> Task instructions
Isolate every line in the data with the string "shells" and copy it.

> Input data
* Start *

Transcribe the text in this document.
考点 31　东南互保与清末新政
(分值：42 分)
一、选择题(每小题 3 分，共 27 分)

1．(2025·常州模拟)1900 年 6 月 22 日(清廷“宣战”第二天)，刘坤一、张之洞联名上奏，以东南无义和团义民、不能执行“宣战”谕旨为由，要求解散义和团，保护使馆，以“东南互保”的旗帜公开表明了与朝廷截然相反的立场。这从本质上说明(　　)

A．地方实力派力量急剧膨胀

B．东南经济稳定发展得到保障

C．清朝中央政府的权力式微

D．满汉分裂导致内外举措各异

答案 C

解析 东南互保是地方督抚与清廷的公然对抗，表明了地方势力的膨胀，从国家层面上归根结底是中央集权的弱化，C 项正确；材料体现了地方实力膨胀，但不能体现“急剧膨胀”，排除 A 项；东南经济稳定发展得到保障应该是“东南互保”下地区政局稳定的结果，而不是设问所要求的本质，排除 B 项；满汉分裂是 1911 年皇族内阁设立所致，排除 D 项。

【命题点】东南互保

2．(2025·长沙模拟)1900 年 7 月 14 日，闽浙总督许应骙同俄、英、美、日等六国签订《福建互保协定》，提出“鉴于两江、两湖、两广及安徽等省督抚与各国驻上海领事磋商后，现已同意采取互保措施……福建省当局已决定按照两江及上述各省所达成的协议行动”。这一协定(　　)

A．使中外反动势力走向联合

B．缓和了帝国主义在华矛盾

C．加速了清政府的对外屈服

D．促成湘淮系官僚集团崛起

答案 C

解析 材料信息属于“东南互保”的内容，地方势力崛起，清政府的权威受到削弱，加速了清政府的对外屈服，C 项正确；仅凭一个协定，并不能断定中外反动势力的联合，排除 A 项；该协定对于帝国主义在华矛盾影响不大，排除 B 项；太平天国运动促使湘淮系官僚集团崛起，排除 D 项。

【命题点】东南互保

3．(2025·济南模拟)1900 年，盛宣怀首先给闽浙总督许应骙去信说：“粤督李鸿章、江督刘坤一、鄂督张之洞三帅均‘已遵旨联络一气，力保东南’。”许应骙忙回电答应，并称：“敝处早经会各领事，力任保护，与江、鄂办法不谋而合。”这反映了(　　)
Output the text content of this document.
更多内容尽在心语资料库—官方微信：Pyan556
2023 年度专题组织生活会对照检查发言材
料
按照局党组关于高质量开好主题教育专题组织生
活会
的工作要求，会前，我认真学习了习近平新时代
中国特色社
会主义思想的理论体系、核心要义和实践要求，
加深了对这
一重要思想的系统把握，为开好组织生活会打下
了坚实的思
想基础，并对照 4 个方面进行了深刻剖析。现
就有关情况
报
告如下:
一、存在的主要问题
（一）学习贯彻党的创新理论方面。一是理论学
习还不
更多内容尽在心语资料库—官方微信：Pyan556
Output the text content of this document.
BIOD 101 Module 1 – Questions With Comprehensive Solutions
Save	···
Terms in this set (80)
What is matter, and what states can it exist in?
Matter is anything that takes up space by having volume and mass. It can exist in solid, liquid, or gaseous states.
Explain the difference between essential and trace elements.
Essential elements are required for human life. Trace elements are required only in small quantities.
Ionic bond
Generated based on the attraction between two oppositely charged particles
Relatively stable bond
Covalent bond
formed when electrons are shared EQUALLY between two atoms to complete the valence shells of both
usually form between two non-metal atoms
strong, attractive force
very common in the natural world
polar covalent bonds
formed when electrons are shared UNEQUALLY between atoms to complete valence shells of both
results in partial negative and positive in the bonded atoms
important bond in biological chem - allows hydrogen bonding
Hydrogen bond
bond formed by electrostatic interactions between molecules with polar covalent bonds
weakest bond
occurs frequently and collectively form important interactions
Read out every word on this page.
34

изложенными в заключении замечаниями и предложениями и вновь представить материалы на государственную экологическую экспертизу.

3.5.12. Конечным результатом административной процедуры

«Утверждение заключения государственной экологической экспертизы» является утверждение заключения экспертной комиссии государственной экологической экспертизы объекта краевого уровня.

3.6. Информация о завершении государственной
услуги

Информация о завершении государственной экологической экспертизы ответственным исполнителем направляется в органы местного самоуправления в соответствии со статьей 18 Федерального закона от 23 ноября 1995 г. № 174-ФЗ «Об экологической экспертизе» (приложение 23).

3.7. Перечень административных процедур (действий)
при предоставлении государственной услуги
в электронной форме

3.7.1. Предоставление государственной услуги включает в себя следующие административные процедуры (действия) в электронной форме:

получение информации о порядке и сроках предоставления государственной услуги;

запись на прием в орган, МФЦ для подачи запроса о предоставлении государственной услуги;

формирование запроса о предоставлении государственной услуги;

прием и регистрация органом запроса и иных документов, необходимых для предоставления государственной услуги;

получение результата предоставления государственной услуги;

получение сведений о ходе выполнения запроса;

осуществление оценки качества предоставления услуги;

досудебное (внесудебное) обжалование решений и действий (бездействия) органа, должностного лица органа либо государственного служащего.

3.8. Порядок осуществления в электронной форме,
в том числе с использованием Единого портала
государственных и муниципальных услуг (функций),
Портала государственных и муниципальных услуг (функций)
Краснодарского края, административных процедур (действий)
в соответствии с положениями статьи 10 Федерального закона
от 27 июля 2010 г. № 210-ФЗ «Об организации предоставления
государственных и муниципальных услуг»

* End *

> Response to this exercise
formed when electrons are shared EQUALLY between two atoms to complete the valence shells of both
formed when electrons are shared UNEQUALLY between atoms to complete valence shells of both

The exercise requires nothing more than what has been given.